-- BEGIN RAW DATA --
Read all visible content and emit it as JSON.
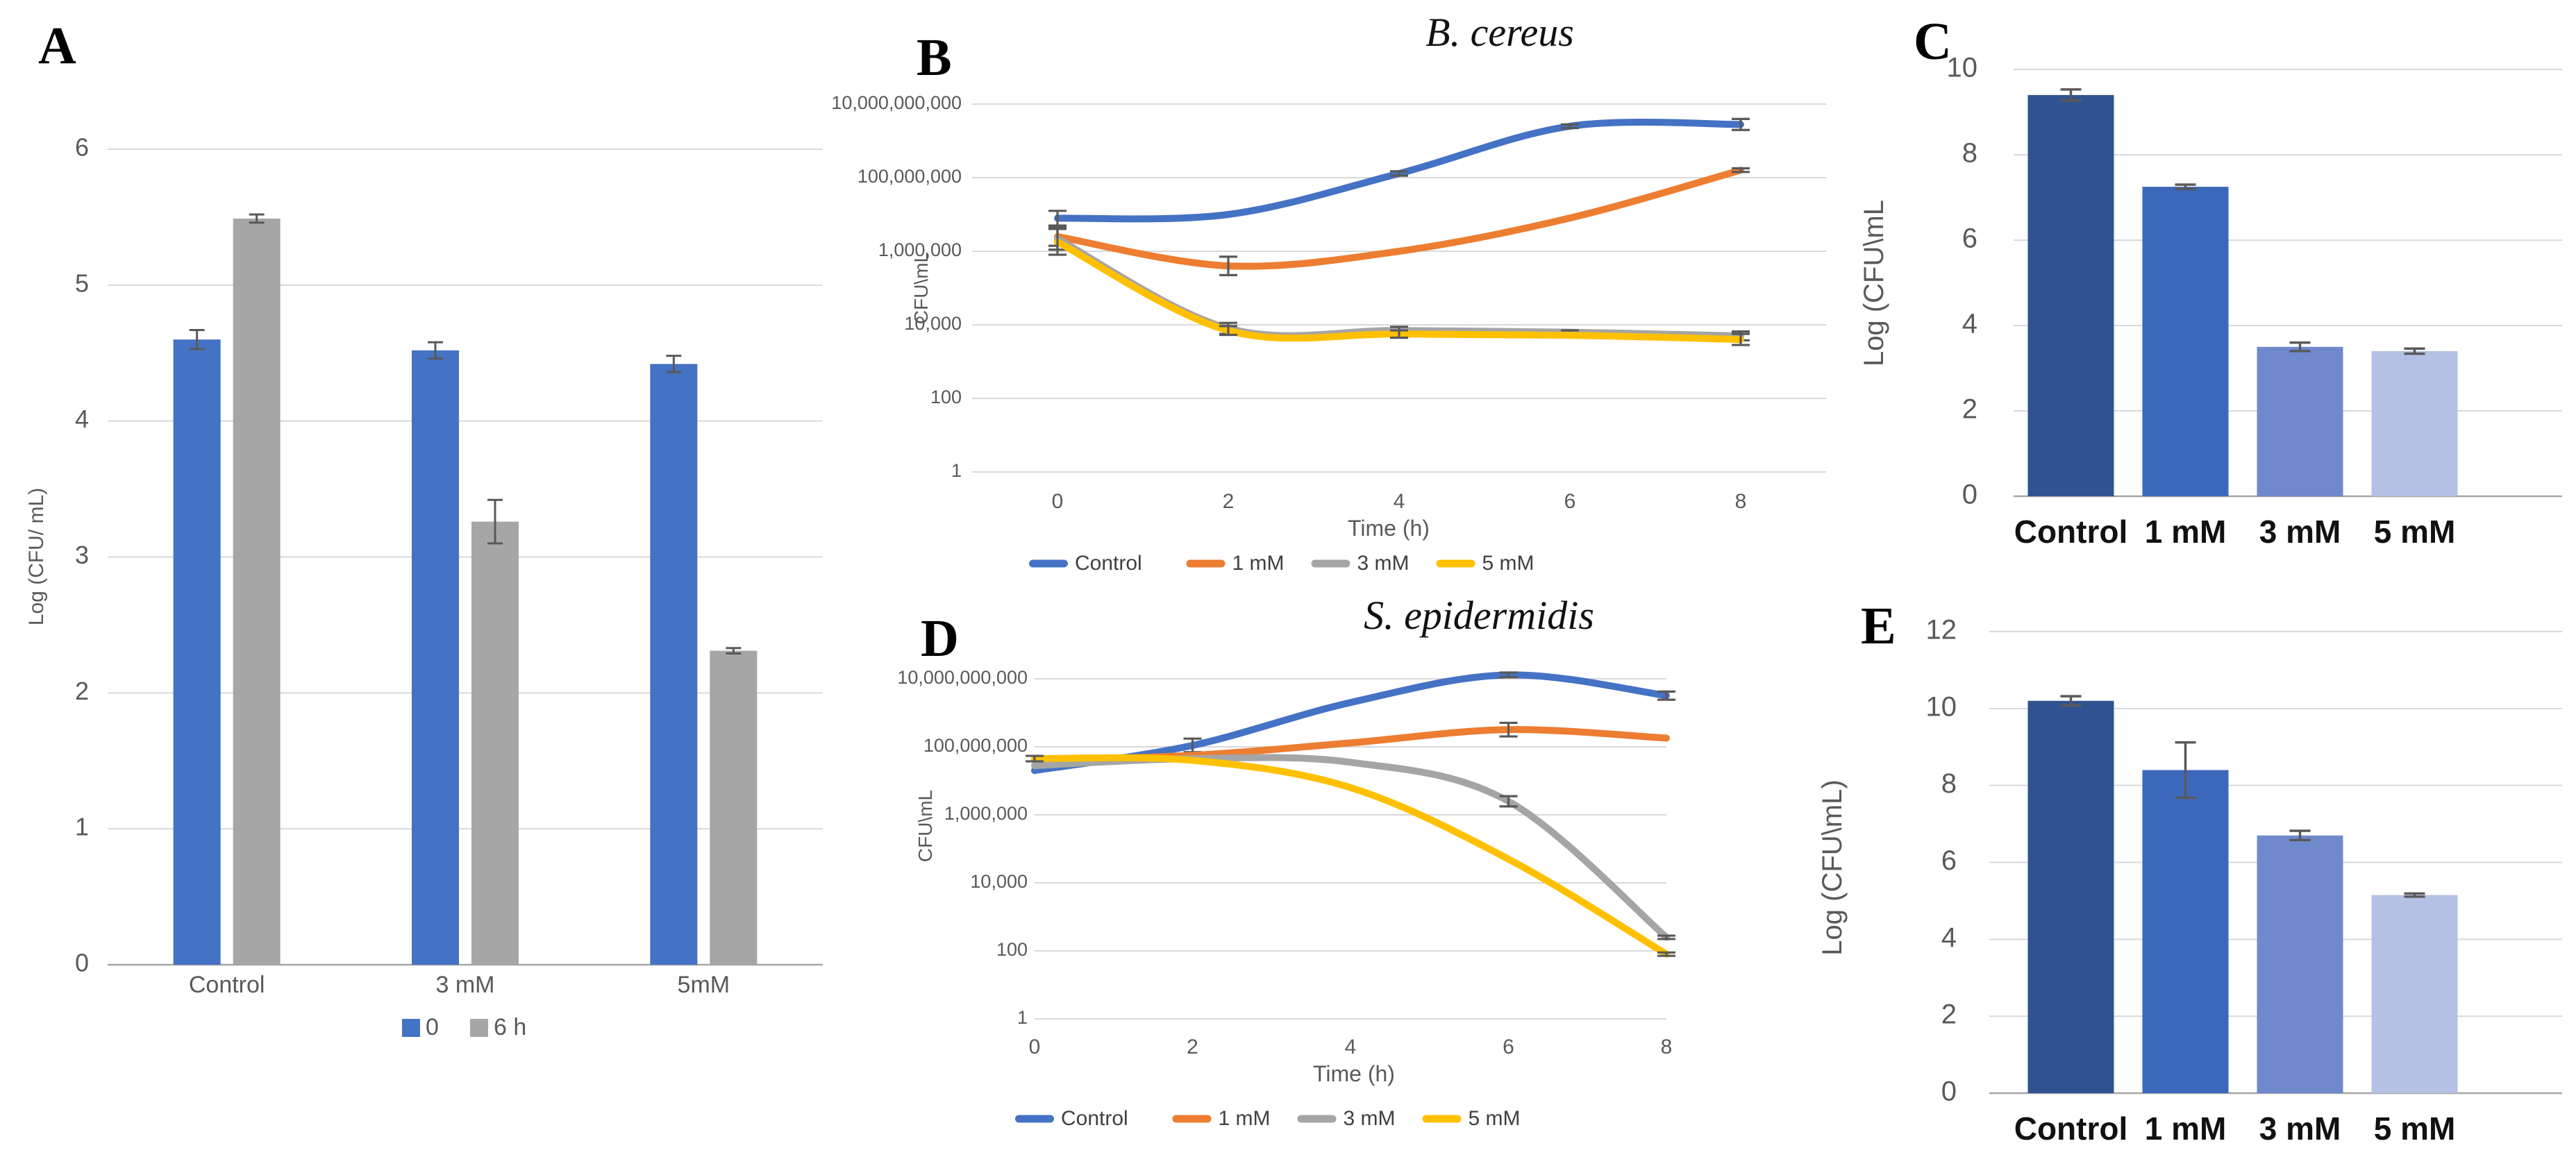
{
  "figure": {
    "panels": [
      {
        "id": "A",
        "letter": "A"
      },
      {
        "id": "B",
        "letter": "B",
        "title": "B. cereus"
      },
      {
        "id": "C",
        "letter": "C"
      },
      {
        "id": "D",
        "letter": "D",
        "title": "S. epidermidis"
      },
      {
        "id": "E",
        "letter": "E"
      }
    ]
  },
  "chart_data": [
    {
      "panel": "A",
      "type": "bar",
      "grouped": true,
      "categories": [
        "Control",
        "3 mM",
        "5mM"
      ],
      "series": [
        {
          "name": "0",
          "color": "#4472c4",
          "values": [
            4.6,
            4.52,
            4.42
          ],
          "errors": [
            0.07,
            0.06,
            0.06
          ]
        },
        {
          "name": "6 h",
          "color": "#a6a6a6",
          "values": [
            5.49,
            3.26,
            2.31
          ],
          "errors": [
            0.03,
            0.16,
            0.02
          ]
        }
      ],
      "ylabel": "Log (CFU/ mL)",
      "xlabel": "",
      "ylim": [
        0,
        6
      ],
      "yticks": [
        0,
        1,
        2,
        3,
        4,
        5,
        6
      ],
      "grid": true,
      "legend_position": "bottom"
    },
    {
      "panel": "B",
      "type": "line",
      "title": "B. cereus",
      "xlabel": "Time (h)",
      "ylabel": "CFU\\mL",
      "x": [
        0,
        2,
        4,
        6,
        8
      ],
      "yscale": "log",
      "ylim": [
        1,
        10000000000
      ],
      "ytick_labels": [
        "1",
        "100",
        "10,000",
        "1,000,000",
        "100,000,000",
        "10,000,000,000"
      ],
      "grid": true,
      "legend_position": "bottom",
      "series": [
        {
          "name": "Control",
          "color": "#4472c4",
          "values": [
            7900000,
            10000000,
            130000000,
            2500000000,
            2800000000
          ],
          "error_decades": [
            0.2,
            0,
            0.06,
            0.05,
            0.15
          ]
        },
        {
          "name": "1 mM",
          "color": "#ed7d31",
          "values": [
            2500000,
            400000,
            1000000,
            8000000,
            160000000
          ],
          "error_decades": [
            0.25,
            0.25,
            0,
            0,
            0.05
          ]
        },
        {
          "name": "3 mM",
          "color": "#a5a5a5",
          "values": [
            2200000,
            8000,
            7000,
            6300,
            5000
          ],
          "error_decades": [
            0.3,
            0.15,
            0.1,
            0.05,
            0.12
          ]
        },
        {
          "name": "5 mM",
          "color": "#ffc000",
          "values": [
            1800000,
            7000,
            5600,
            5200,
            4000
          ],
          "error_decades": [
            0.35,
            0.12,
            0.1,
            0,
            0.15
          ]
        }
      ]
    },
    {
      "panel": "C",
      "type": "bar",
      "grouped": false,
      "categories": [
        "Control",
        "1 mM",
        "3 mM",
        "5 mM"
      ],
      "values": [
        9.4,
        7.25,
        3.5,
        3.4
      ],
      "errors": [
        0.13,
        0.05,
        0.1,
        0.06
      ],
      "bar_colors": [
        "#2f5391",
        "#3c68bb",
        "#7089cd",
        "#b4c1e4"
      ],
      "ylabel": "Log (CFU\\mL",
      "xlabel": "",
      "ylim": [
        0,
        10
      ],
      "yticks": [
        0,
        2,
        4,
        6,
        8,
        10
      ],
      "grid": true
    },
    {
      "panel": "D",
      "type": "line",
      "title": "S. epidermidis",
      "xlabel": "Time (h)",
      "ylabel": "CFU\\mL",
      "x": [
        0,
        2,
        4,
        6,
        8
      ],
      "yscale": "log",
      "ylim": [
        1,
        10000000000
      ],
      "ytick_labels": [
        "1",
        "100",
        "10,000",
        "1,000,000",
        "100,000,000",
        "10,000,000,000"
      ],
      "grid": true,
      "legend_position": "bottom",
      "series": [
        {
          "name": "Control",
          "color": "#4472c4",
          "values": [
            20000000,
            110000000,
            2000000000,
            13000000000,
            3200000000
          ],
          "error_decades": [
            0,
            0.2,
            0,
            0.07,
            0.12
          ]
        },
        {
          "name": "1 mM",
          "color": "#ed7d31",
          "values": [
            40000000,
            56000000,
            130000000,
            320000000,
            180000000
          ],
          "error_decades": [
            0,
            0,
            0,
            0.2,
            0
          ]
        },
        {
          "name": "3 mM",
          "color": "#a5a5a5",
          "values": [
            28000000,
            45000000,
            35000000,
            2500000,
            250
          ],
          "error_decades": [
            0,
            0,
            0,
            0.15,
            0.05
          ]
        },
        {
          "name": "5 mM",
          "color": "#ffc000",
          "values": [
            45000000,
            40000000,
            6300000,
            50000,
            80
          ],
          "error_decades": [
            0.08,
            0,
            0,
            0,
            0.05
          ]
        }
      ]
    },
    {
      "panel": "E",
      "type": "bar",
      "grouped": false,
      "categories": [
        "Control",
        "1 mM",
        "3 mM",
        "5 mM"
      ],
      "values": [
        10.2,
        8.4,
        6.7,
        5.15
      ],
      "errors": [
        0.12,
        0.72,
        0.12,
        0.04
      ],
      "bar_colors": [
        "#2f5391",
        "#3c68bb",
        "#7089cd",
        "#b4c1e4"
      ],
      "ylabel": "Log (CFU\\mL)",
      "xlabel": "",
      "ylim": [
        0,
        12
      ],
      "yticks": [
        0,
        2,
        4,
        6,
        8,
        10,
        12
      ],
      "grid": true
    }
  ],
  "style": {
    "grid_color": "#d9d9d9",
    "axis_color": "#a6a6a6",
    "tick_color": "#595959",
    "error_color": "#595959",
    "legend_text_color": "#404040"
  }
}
-- END RAW DATA --
-- BEGIN RAW DATA --
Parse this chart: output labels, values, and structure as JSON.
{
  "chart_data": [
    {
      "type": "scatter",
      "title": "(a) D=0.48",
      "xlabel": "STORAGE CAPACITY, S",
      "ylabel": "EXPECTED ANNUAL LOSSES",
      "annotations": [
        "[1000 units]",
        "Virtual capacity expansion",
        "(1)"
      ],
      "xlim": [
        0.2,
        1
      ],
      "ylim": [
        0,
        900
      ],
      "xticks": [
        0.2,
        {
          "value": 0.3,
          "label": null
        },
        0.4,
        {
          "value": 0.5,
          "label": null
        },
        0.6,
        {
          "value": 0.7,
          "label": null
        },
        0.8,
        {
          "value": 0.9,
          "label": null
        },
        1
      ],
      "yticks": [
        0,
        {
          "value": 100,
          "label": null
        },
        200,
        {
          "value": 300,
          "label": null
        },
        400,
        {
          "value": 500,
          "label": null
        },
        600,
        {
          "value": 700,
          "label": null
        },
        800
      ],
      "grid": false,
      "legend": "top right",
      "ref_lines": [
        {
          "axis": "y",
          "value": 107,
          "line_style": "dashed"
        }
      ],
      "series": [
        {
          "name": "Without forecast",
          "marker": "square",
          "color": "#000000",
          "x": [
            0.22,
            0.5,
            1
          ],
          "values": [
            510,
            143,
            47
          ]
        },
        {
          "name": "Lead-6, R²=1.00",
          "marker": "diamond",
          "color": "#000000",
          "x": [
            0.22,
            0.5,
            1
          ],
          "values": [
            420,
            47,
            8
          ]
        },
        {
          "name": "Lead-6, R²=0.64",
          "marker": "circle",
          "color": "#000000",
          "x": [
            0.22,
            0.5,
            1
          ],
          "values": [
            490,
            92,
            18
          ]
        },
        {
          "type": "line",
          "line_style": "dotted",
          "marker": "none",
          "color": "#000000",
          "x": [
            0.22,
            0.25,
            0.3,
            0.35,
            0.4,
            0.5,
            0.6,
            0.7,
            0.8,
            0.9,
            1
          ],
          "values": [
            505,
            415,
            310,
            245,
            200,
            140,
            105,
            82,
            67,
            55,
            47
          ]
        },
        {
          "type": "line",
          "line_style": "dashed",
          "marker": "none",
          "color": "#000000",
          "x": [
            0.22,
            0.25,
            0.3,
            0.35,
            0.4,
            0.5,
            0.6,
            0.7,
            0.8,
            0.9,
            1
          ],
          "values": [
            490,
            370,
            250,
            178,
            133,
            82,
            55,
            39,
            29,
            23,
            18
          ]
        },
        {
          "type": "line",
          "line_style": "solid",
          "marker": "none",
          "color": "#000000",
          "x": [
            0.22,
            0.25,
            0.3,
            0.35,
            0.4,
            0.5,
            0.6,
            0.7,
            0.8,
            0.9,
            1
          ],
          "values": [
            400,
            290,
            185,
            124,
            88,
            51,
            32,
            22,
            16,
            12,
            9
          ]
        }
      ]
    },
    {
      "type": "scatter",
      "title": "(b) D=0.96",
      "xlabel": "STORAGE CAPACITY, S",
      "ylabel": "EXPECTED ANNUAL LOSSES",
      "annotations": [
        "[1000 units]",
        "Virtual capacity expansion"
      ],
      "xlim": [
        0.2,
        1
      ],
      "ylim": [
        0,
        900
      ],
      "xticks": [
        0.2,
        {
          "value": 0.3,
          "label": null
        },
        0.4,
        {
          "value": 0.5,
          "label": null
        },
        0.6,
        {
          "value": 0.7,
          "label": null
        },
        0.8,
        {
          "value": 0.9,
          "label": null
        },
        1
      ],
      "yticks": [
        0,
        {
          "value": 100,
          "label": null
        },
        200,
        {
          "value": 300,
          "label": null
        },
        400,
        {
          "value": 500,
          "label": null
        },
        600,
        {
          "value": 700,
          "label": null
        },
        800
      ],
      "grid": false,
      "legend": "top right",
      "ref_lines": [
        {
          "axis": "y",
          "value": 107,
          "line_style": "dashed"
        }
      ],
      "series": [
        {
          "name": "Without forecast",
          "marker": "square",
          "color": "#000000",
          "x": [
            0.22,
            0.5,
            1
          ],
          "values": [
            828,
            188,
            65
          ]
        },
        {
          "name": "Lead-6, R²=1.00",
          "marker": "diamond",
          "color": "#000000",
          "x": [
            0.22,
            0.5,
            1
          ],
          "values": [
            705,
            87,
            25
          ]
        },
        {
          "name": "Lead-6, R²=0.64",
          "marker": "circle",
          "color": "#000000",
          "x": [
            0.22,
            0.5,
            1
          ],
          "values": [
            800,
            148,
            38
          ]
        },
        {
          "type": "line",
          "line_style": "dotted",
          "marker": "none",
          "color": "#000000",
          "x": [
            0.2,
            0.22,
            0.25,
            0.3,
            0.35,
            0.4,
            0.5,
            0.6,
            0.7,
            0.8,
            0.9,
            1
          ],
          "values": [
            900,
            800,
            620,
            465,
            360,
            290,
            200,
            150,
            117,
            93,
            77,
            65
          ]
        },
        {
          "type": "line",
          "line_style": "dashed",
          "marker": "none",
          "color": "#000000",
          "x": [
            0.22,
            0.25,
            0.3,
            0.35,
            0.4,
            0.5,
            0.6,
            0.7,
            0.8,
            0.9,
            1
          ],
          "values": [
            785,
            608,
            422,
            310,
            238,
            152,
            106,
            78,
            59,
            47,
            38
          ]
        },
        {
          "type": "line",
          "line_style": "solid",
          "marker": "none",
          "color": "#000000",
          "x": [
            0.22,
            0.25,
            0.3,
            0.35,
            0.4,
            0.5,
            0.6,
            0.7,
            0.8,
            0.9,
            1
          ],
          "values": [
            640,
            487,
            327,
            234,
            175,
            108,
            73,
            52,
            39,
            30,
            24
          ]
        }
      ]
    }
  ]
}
-- END RAW DATA --
Extract each line holding the string "epidermidis".

        "title": "S. epidermidis"
      "title": "S. epidermidis",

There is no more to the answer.